[START]
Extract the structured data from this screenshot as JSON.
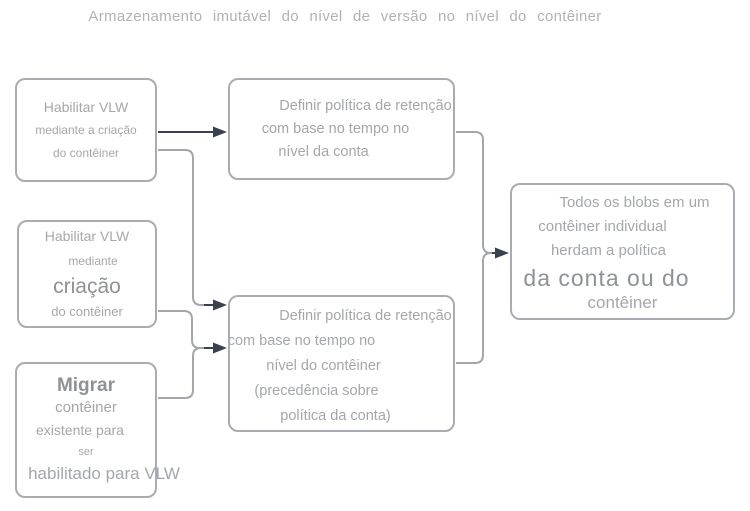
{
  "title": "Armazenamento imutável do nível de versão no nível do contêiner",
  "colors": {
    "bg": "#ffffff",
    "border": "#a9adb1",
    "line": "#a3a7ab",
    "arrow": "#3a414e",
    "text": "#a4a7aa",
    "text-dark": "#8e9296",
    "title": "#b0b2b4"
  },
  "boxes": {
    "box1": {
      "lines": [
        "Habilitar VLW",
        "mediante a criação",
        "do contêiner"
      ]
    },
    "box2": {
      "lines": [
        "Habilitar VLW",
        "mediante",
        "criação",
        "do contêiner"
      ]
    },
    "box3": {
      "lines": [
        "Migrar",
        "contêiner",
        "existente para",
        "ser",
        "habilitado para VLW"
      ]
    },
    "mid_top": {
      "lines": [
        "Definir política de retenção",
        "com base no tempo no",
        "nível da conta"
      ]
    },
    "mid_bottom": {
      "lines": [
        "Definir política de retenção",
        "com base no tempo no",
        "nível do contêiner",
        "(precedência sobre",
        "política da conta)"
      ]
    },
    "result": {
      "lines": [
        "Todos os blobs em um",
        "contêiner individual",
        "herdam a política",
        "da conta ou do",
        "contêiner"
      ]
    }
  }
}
[END]
Transcribe every record above exactly as written, leaving out any pictures.

**TASK RESULT:**
Extract the structured data from this screenshot as JSON.
{
  "title": "Armazenamento imutável do nível de versão no nível do contêiner",
  "colors": {
    "bg": "#ffffff",
    "border": "#a9adb1",
    "line": "#a3a7ab",
    "arrow": "#3a414e",
    "text": "#a4a7aa",
    "text-dark": "#8e9296",
    "title": "#b0b2b4"
  },
  "boxes": {
    "box1": {
      "lines": [
        "Habilitar VLW",
        "mediante a criação",
        "do contêiner"
      ]
    },
    "box2": {
      "lines": [
        "Habilitar VLW",
        "mediante",
        "criação",
        "do contêiner"
      ]
    },
    "box3": {
      "lines": [
        "Migrar",
        "contêiner",
        "existente para",
        "ser",
        "habilitado para VLW"
      ]
    },
    "mid_top": {
      "lines": [
        "Definir política de retenção",
        "com base no tempo no",
        "nível da conta"
      ]
    },
    "mid_bottom": {
      "lines": [
        "Definir política de retenção",
        "com base no tempo no",
        "nível do contêiner",
        "(precedência sobre",
        "política da conta)"
      ]
    },
    "result": {
      "lines": [
        "Todos os blobs em um",
        "contêiner individual",
        "herdam a política",
        "da conta ou do",
        "contêiner"
      ]
    }
  }
}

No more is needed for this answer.